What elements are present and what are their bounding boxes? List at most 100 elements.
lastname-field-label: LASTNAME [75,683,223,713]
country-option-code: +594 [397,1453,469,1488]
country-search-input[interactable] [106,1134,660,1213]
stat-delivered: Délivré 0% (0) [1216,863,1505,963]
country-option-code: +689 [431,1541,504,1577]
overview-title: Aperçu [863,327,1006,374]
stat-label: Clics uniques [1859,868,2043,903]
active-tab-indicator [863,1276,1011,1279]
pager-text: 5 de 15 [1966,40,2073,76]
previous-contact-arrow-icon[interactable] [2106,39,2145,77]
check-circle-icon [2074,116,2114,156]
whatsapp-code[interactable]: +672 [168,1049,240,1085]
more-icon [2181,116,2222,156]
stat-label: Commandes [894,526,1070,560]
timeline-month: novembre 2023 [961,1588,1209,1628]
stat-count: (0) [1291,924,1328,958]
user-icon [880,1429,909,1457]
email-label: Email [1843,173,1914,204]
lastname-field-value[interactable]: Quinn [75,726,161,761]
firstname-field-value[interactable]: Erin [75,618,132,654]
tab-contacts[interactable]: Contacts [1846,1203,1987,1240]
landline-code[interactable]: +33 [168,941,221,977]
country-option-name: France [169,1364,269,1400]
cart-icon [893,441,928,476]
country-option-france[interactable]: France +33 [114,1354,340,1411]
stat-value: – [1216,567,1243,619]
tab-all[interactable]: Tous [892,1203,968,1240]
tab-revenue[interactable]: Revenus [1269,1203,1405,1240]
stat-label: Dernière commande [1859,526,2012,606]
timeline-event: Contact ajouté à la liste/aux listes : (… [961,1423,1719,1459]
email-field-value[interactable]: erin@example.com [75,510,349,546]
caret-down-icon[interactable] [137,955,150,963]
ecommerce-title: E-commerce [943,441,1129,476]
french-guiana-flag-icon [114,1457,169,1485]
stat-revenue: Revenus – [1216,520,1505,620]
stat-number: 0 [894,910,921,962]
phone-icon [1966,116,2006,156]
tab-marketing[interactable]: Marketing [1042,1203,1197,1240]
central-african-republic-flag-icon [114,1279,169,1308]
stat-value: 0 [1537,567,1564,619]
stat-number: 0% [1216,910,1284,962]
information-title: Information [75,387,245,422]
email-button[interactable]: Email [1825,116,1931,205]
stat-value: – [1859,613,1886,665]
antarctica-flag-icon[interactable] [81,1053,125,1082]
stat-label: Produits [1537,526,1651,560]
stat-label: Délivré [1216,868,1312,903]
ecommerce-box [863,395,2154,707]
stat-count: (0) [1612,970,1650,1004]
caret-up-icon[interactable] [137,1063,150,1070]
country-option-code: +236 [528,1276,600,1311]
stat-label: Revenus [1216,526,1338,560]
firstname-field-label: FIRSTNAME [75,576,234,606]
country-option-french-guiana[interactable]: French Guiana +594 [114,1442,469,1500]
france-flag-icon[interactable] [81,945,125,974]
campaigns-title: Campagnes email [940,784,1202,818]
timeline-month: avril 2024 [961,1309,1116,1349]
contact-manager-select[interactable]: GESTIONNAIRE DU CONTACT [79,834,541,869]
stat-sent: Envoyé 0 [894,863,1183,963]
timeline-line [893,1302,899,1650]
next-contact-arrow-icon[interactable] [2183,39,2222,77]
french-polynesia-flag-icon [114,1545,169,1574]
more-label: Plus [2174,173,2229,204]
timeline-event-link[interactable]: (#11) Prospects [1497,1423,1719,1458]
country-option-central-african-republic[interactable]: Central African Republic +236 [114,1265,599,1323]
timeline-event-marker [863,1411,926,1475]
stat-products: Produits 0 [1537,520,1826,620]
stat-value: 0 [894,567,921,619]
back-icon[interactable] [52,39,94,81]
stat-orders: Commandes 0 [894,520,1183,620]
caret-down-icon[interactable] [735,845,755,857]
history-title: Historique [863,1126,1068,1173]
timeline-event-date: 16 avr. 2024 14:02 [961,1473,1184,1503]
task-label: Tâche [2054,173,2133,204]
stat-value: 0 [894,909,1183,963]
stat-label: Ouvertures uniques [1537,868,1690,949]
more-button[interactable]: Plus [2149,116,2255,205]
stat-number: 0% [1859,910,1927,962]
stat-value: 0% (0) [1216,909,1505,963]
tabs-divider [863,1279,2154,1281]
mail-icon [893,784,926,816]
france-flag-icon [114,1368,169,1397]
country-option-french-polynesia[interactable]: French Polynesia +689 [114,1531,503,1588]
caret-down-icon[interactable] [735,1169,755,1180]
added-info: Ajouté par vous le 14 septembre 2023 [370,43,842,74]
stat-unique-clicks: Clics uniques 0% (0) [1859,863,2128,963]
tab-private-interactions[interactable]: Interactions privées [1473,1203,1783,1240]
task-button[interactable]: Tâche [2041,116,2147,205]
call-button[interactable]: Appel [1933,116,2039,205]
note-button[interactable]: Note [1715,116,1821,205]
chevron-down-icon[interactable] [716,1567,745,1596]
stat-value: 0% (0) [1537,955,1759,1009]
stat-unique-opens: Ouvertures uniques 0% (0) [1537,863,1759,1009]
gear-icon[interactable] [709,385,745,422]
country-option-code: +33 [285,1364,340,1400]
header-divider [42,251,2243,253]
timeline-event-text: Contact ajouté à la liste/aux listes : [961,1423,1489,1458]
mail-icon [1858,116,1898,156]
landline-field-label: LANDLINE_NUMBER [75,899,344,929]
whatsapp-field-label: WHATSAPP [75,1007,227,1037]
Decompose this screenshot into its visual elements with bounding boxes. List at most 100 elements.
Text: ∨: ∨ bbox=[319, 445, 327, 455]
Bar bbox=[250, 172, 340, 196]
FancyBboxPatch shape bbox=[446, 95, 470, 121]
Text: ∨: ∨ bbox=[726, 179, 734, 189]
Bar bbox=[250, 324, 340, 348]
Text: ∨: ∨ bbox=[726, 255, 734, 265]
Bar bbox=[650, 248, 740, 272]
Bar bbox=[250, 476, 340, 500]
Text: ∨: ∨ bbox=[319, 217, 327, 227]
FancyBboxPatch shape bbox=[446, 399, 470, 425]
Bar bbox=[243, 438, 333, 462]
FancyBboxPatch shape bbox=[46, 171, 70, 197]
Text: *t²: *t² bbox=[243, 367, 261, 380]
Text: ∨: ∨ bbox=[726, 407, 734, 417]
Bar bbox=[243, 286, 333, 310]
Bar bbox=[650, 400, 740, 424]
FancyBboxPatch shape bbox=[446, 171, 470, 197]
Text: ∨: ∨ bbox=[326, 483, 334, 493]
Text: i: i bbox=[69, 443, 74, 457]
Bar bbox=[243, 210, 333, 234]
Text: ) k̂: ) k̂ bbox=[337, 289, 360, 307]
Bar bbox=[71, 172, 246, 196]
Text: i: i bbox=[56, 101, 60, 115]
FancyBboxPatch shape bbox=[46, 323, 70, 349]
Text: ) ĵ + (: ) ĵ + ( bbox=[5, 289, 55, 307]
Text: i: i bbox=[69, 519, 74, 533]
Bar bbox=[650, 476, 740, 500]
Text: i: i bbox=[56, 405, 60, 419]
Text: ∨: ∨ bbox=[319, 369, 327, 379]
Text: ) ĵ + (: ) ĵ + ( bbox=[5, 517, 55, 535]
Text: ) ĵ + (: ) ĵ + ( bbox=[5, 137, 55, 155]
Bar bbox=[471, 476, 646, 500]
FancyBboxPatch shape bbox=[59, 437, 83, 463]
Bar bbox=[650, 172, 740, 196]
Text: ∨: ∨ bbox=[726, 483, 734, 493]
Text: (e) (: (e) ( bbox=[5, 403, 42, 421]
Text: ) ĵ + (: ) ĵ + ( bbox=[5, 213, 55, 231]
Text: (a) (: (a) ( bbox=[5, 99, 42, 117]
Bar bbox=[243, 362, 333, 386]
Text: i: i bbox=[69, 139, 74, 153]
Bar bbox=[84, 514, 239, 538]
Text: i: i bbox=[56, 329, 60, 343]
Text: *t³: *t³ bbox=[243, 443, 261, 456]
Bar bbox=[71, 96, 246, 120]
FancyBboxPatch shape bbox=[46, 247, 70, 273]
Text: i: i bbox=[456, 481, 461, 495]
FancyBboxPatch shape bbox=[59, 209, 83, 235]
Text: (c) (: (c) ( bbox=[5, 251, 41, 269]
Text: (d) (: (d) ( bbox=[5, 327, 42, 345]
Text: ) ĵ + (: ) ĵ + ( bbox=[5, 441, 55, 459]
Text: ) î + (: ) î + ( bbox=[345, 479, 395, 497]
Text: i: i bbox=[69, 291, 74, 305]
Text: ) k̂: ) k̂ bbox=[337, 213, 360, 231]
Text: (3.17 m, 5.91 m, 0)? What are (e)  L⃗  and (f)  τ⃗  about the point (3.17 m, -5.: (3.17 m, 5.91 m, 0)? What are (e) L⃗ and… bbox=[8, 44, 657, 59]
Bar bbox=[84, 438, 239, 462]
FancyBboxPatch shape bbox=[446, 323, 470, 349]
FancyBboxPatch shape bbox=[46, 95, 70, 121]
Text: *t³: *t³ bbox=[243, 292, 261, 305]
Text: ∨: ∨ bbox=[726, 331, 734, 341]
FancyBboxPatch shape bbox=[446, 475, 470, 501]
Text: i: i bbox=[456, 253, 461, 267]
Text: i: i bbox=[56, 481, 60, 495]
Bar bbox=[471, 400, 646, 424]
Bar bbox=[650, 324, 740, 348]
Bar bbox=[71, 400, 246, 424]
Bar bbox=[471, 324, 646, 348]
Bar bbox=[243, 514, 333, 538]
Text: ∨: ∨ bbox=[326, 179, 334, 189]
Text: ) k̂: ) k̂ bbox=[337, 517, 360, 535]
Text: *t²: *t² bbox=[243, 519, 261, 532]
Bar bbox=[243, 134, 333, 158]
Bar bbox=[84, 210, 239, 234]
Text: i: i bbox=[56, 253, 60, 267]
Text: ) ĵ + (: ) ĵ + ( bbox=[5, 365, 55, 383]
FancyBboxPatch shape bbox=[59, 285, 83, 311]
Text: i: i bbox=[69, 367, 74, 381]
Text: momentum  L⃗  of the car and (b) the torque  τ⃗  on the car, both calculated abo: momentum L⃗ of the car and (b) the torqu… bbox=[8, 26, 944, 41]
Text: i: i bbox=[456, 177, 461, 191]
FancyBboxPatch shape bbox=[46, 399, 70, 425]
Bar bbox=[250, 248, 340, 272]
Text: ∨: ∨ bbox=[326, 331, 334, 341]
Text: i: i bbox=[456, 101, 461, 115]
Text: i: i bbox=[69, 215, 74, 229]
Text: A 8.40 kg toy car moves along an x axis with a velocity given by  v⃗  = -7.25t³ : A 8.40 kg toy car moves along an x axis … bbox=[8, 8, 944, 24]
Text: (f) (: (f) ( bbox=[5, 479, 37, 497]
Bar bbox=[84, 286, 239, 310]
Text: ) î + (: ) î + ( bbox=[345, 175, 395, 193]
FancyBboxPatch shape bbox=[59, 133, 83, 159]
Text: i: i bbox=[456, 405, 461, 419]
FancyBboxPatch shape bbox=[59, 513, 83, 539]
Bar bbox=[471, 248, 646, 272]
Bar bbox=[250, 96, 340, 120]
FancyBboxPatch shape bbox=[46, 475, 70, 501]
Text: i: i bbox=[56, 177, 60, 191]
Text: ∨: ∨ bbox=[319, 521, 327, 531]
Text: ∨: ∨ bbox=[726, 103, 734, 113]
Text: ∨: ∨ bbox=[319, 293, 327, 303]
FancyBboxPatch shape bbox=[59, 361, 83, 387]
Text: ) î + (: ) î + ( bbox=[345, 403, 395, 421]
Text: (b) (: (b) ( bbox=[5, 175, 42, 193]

* TASK DESCRIPTION
Turn the records into a Markdown table with the columns Row and Line, numbering each line and skipping blank lines. Include only the lines from the start of the records through the line that contains "stat-label: Clics uniques [1859,868,2043,903]".

* SOLUTION FOR THIS PROBLEM
| Row | Line |
|---|---|
| 1 | What elements are present and what are their bounding boxes? List at most 100 elements. |
| 2 | lastname-field-label: LASTNAME [75,683,223,713] |
| 3 | country-option-code: +594 [397,1453,469,1488] |
| 4 | country-search-input[interactable] [106,1134,660,1213] |
| 5 | stat-delivered: Délivré 0% (0) [1216,863,1505,963] |
| 6 | country-option-code: +689 [431,1541,504,1577] |
| 7 | overview-title: Aperçu [863,327,1006,374] |
| 8 | stat-label: Clics uniques [1859,868,2043,903] |